• _Exercise requirements_:
Wherever the word "name" appears in the entries, copy the whole line.

Data records:
----------

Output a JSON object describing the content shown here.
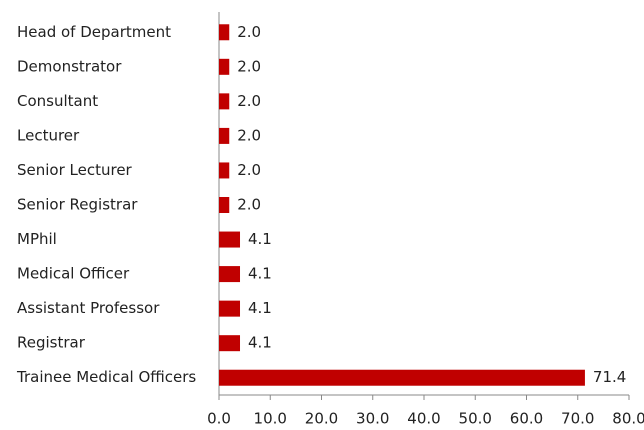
{
  "chart_data": {
    "type": "hbar",
    "categories": [
      "Head of Department",
      "Demonstrator",
      "Consultant",
      "Lecturer",
      "Senior Lecturer",
      "Senior Registrar",
      "MPhil",
      "Medical Officer",
      "Assistant Professor",
      "Registrar",
      "Trainee Medical Officers"
    ],
    "values": [
      2.0,
      2.0,
      2.0,
      2.0,
      2.0,
      2.0,
      4.1,
      4.1,
      4.1,
      4.1,
      71.4
    ],
    "value_labels": [
      "2.0",
      "2.0",
      "2.0",
      "2.0",
      "2.0",
      "2.0",
      "4.1",
      "4.1",
      "4.1",
      "4.1",
      "71.4"
    ],
    "color": "#c00000",
    "xlim": [
      0,
      80
    ],
    "xticks": [
      {
        "value": 0,
        "label": "0.0"
      },
      {
        "value": 10,
        "label": "10.0"
      },
      {
        "value": 20,
        "label": "20.0"
      },
      {
        "value": 30,
        "label": "30.0"
      },
      {
        "value": 40,
        "label": "40.0"
      },
      {
        "value": 50,
        "label": "50.0"
      },
      {
        "value": 60,
        "label": "60.0"
      },
      {
        "value": 70,
        "label": "70.0"
      },
      {
        "value": 80,
        "label": "80.0"
      }
    ],
    "grid": false
  }
}
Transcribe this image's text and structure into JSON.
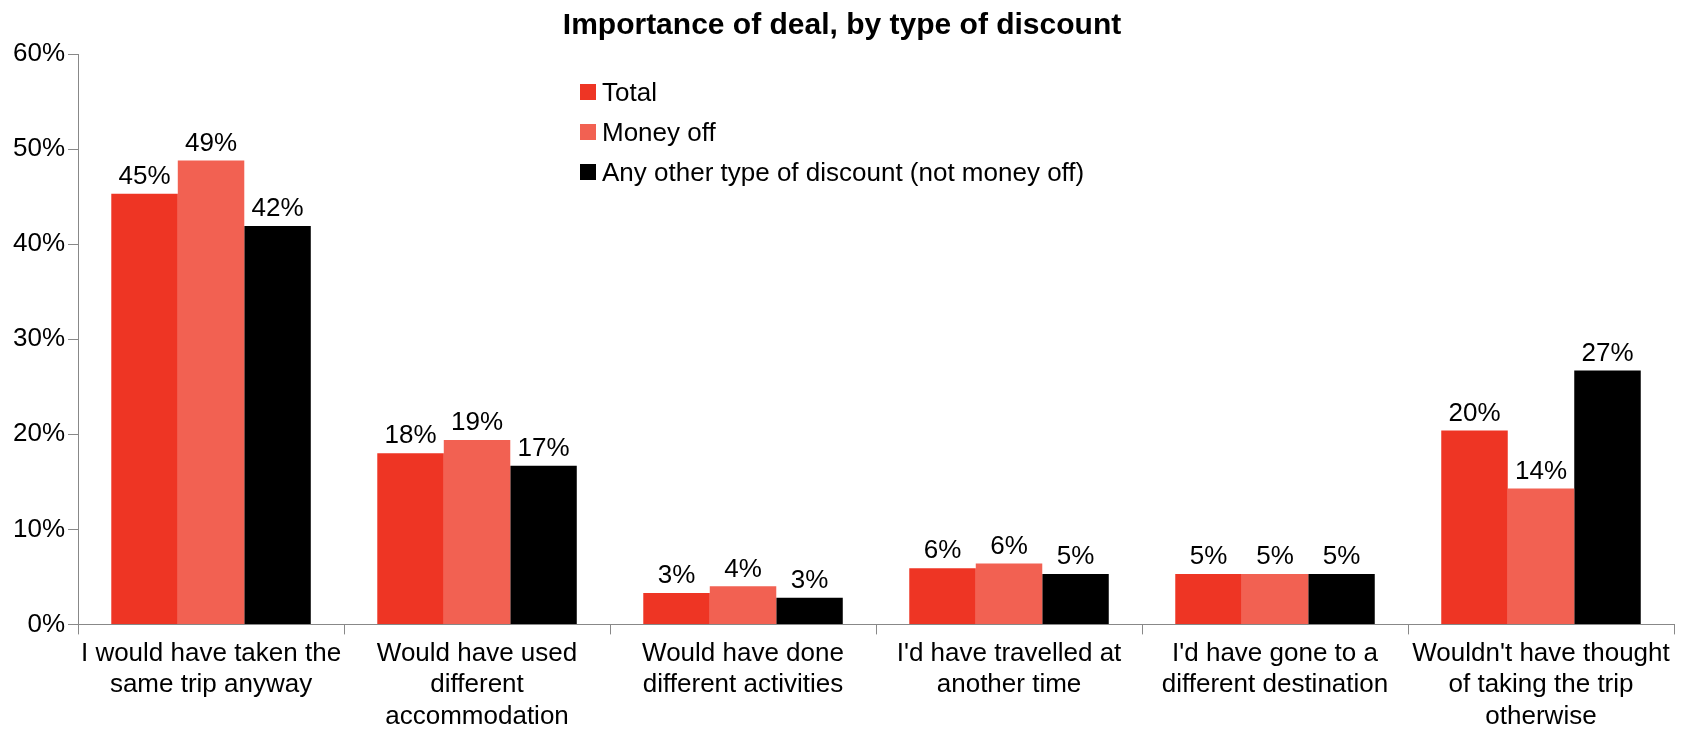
{
  "chart_data": {
    "type": "bar",
    "title": "Importance of deal, by type of discount",
    "categories": [
      "I would have taken the same trip anyway",
      "Would have used different accommodation",
      "Would have done different activities",
      "I'd have travelled at another time",
      "I'd have gone to a different destination",
      "Wouldn't have thought of taking the trip otherwise"
    ],
    "series": [
      {
        "name": "Total",
        "color": "#ee3524",
        "values": [
          45.3,
          18.0,
          3.3,
          5.9,
          5.3,
          20.4
        ],
        "value_labels": [
          "45%",
          "18%",
          "3%",
          "6%",
          "5%",
          "20%"
        ]
      },
      {
        "name": "Money off",
        "color": "#f26152",
        "values": [
          48.8,
          19.4,
          4.0,
          6.4,
          5.3,
          14.3
        ],
        "value_labels": [
          "49%",
          "19%",
          "4%",
          "6%",
          "5%",
          "14%"
        ]
      },
      {
        "name": "Any other type of discount (not money off)",
        "color": "#000000",
        "values": [
          41.9,
          16.7,
          2.8,
          5.3,
          5.3,
          26.7
        ],
        "value_labels": [
          "42%",
          "17%",
          "3%",
          "5%",
          "5%",
          "27%"
        ]
      }
    ],
    "ylim": [
      0,
      60
    ],
    "yticks": [
      {
        "value": 0,
        "label": "0%"
      },
      {
        "value": 10,
        "label": "10%"
      },
      {
        "value": 20,
        "label": "20%"
      },
      {
        "value": 30,
        "label": "30%"
      },
      {
        "value": 40,
        "label": "40%"
      },
      {
        "value": 50,
        "label": "50%"
      },
      {
        "value": 60,
        "label": "60%"
      }
    ],
    "grid": false,
    "legend": "top"
  }
}
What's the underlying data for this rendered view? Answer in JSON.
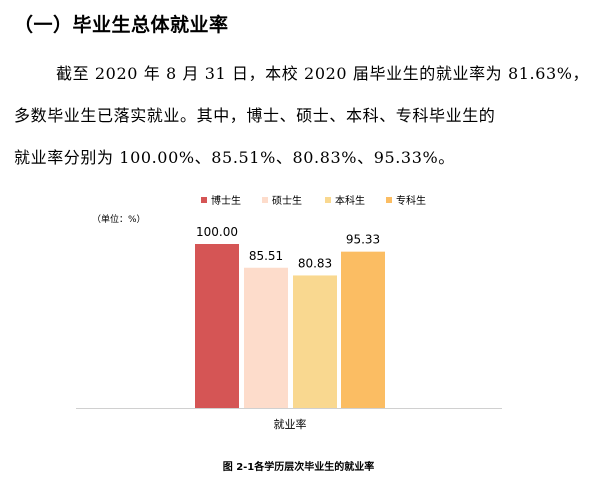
{
  "section": {
    "heading": "（一）毕业生总体就业率",
    "paragraph_lines": [
      "截至 2020 年 8 月 31 日，本校 2020 届毕业生的就业率为 81.63%，",
      "多数毕业生已落实就业。其中，博士、硕士、本科、专科毕业生的",
      "就业率分别为 100.00%、85.51%、80.83%、95.33%。"
    ]
  },
  "chart_data": {
    "type": "bar",
    "unit_label": "（单位：%）",
    "categories": [
      "就业率"
    ],
    "series": [
      {
        "name": "博士生",
        "values": [
          100.0
        ],
        "label": "100.00",
        "color": "#d55555"
      },
      {
        "name": "硕士生",
        "values": [
          85.51
        ],
        "label": "85.51",
        "color": "#fddccb"
      },
      {
        "name": "本科生",
        "values": [
          80.83
        ],
        "label": "80.83",
        "color": "#f9d890"
      },
      {
        "name": "专科生",
        "values": [
          95.33
        ],
        "label": "95.33",
        "color": "#fbbd63"
      }
    ],
    "ylim": [
      0,
      100
    ],
    "grid": false,
    "legend_position": "top",
    "caption": "图 2-1各学历层次毕业生的就业率"
  }
}
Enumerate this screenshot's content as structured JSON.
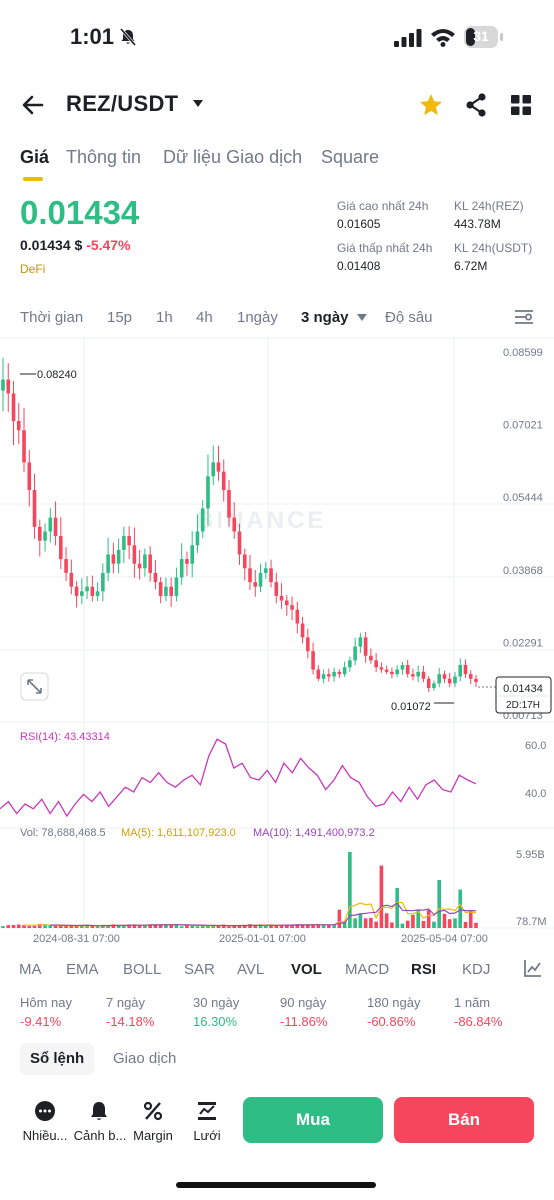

----------

• _Solved exercise_:
        "name": "Total",
        "name": "Money off",
        "name": "Any other type of discount (not money off)",
        "name": "博士生",
        "name": "硕士生",
        "name": "本科生",
        "name": "专科生",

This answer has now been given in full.